--- Instructions to follow ---
Select and copy out every line in the records containing "value".

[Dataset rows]
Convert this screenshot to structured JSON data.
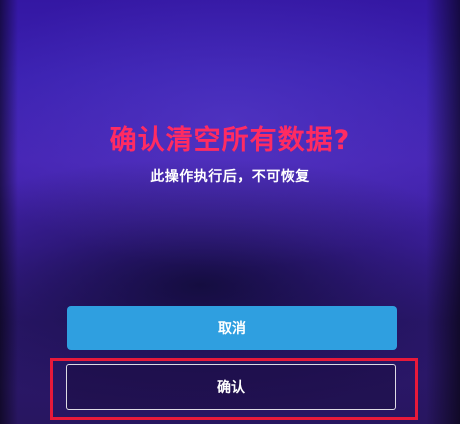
{
  "dialog": {
    "title": "确认清空所有数据?",
    "subtitle": "此操作执行后，不可恢复",
    "cancel_label": "取消",
    "confirm_label": "确认"
  },
  "colors": {
    "title": "#ff2b62",
    "cancel_button": "#2f9fe0",
    "highlight_frame": "#e8193a",
    "background": "#3a20b0"
  }
}
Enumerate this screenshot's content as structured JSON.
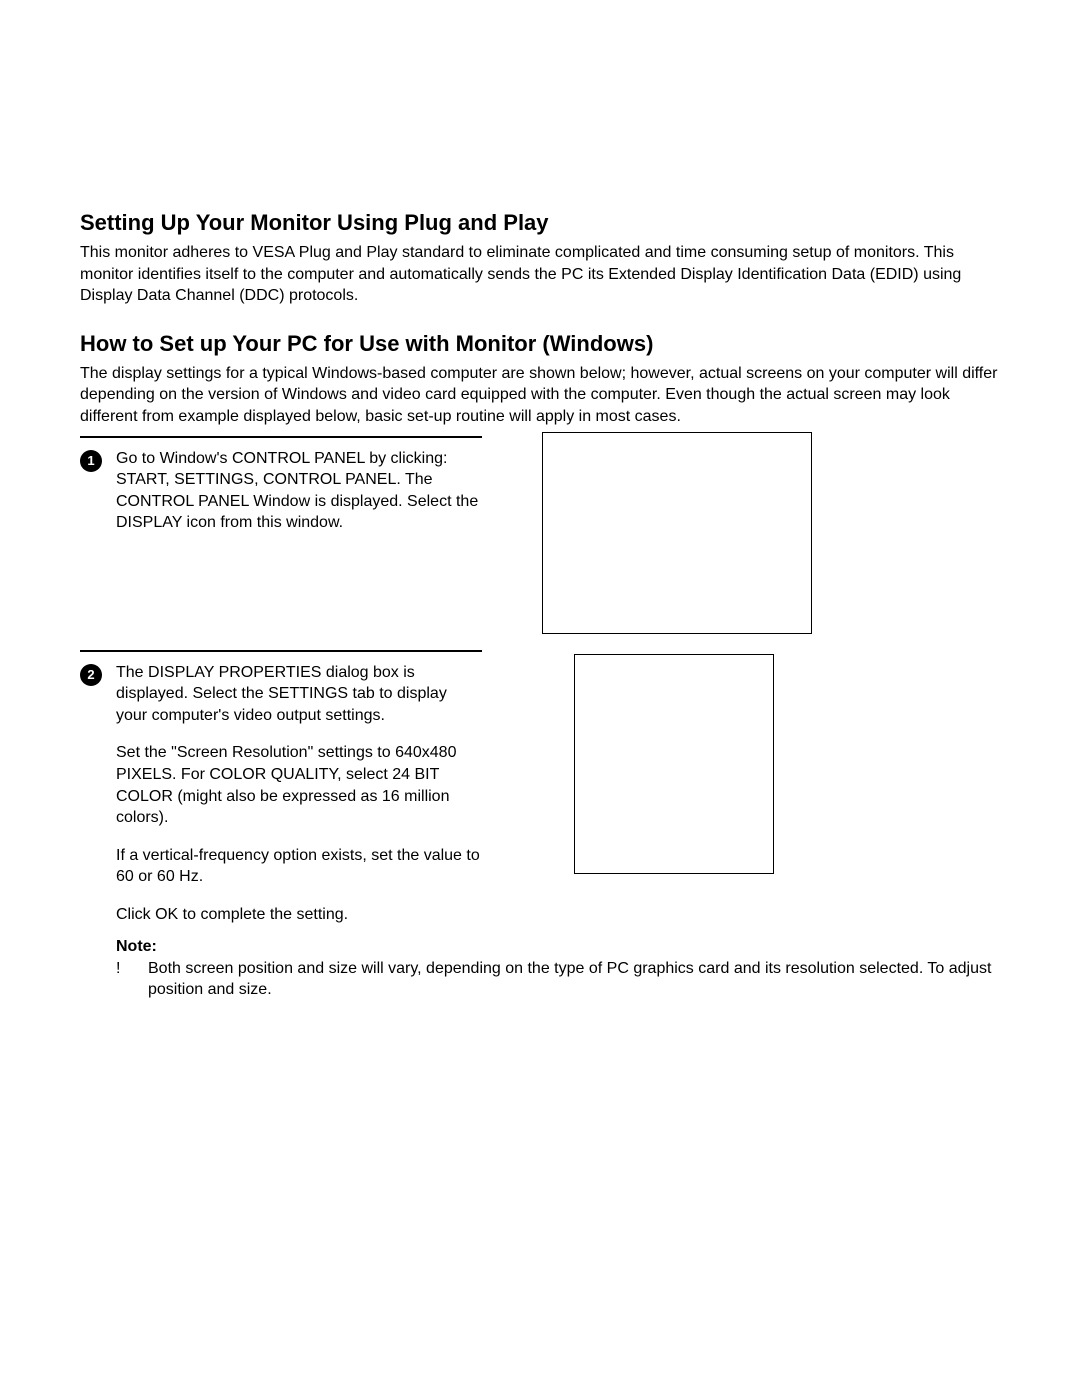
{
  "section1": {
    "heading": "Setting Up Your Monitor Using Plug and Play",
    "body": "This monitor adheres to VESA Plug and Play standard to eliminate complicated and time consuming setup of monitors.  This monitor identifies itself to the computer and automatically sends the PC its Extended Display Identification Data (EDID) using Display Data Channel (DDC) protocols."
  },
  "section2": {
    "heading": "How to Set up Your PC for Use with Monitor (Windows)",
    "body": "The display settings for a typical Windows-based computer are shown below; however, actual screens on your computer will differ depending on the version of Windows and video card equipped with the computer.  Even though the actual screen may look different from example displayed below, basic set-up routine will apply in most cases."
  },
  "step1": {
    "num": "1",
    "text": "Go to Window's CONTROL PANEL by clicking: START, SETTINGS, CONTROL PANEL.  The CONTROL PANEL Window is displayed.  Select the DISPLAY icon from this window."
  },
  "step2": {
    "num": "2",
    "p1": "The DISPLAY PROPERTIES dialog box is displayed.  Select the SETTINGS tab to display your computer's video output settings.",
    "p2": "Set the \"Screen Resolution\" settings  to 640x480 PIXELS.  For COLOR QUALITY, select  24 BIT COLOR (might also be expressed as 16 million colors).",
    "p3": "If a vertical-frequency option exists,  set the value to 60 or 60 Hz.",
    "p4": "Click OK to complete the setting."
  },
  "note": {
    "label": "Note:",
    "bullet": "!",
    "text": "Both screen position and size will vary, depending on the type of PC graphics card and its resolution selected.  To adjust position and size."
  }
}
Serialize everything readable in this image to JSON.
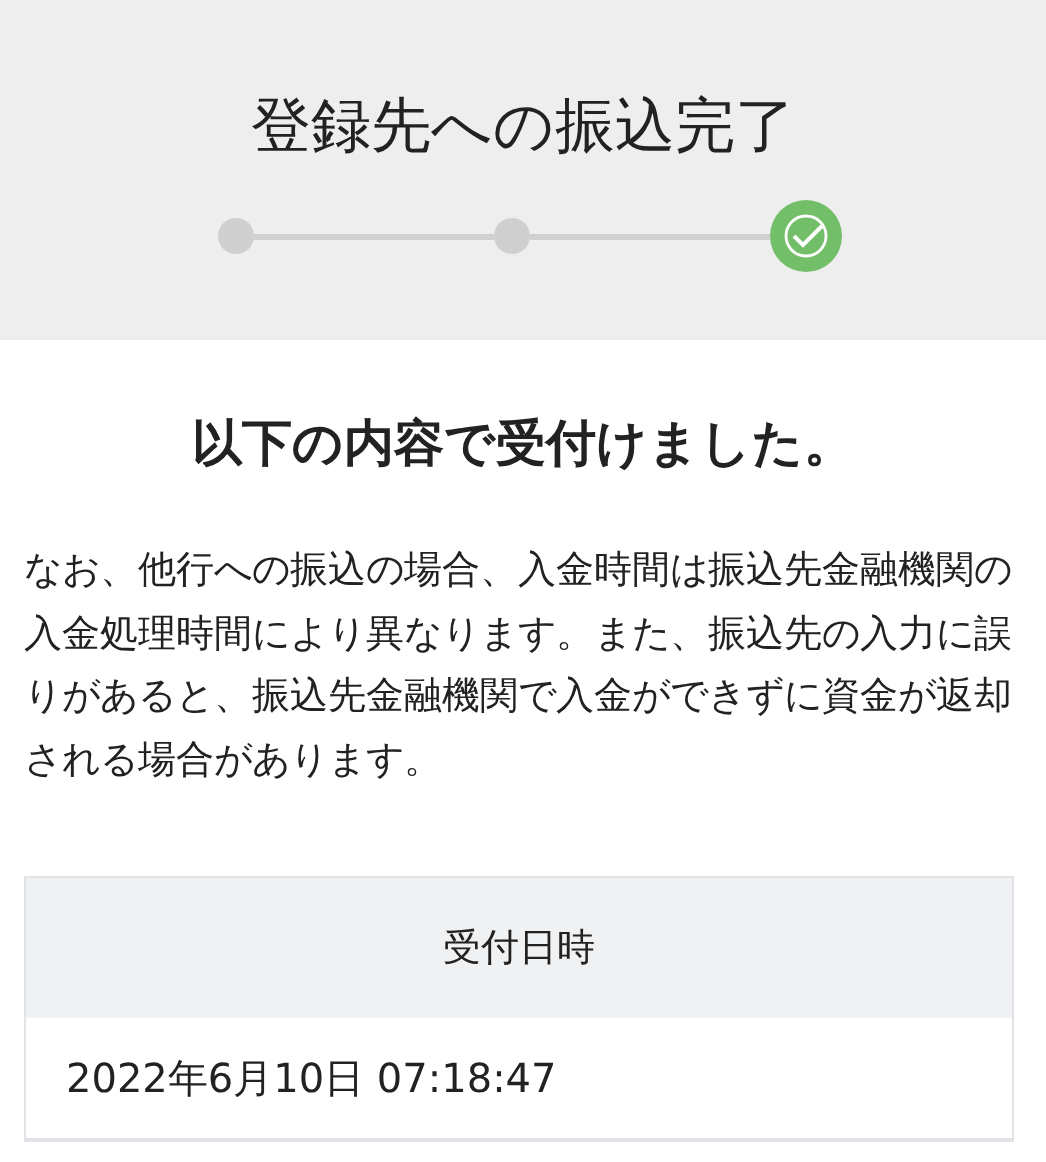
{
  "header": {
    "title": "登録先への振込完了"
  },
  "steps": [
    {
      "current": false
    },
    {
      "current": false
    },
    {
      "current": true
    }
  ],
  "heading": "以下の内容で受付けました。",
  "notice": "なお、他行への振込の場合、入金時間は振込先金融機関の入金処理時間により異なります。また、振込先の入力に誤りがあると、振込先金融機関で入金ができずに資金が返却される場合があります。",
  "table": {
    "rows": [
      {
        "label": "受付日時",
        "value": "2022年6月10日 07:18:47"
      }
    ]
  }
}
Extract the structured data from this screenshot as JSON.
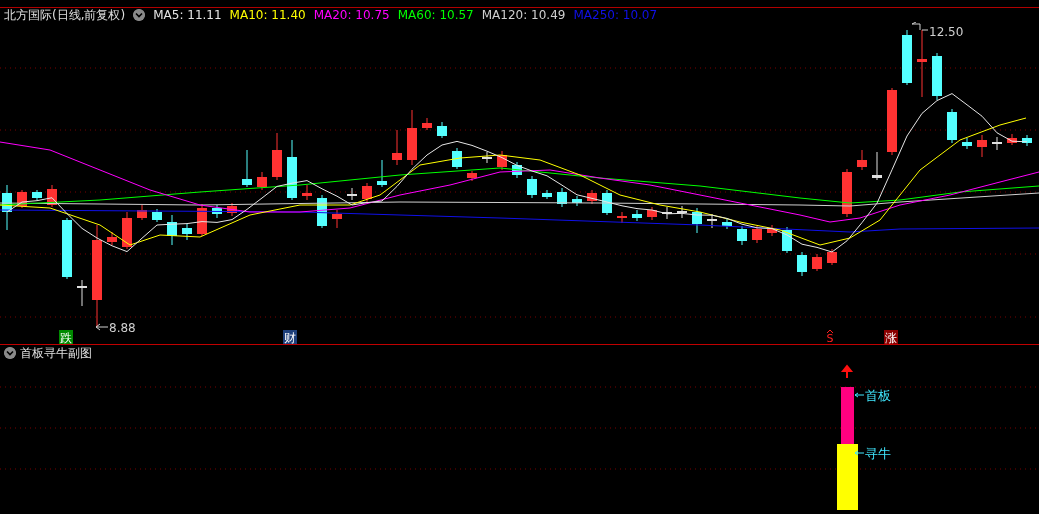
{
  "header": {
    "title": "北方国际(日线,前复权)",
    "ma_legend": [
      {
        "label": "MA5: 11.11",
        "color": "#e6e6e6"
      },
      {
        "label": "MA10: 11.40",
        "color": "#ffff00"
      },
      {
        "label": "MA20: 10.75",
        "color": "#ff00ff"
      },
      {
        "label": "MA60: 10.57",
        "color": "#00ff00"
      },
      {
        "label": "MA120: 10.49",
        "color": "#d0d0d0"
      },
      {
        "label": "MA250: 10.07",
        "color": "#1010e8"
      }
    ]
  },
  "price_labels": [
    {
      "kind": "high",
      "text": "12.50"
    },
    {
      "kind": "low",
      "text": "8.88"
    }
  ],
  "signals": [
    {
      "text": "跌",
      "color": "#008a00"
    },
    {
      "text": "财",
      "color": "#1e3f7a"
    },
    {
      "text": "S",
      "color": "#000000"
    },
    {
      "text": "涨",
      "color": "#8a0000"
    }
  ],
  "sub_panel": {
    "title": "首板寻牛副图",
    "labels": [
      {
        "text": "首板"
      },
      {
        "text": "寻牛"
      }
    ]
  }
}
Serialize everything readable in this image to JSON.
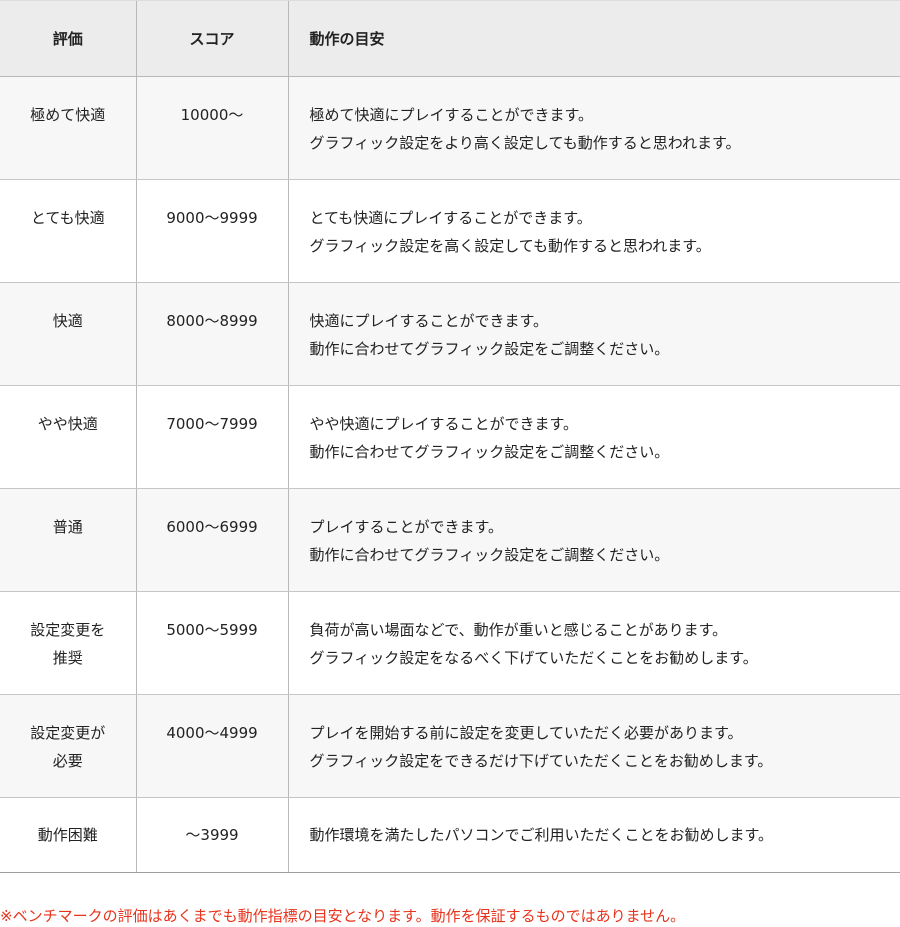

--- Expected answer ---
    "p3": "If a vertical-frequency option exists,  set the value to 60 or 60 Hz.",
        "value": "2022年6月10日 07:18:47"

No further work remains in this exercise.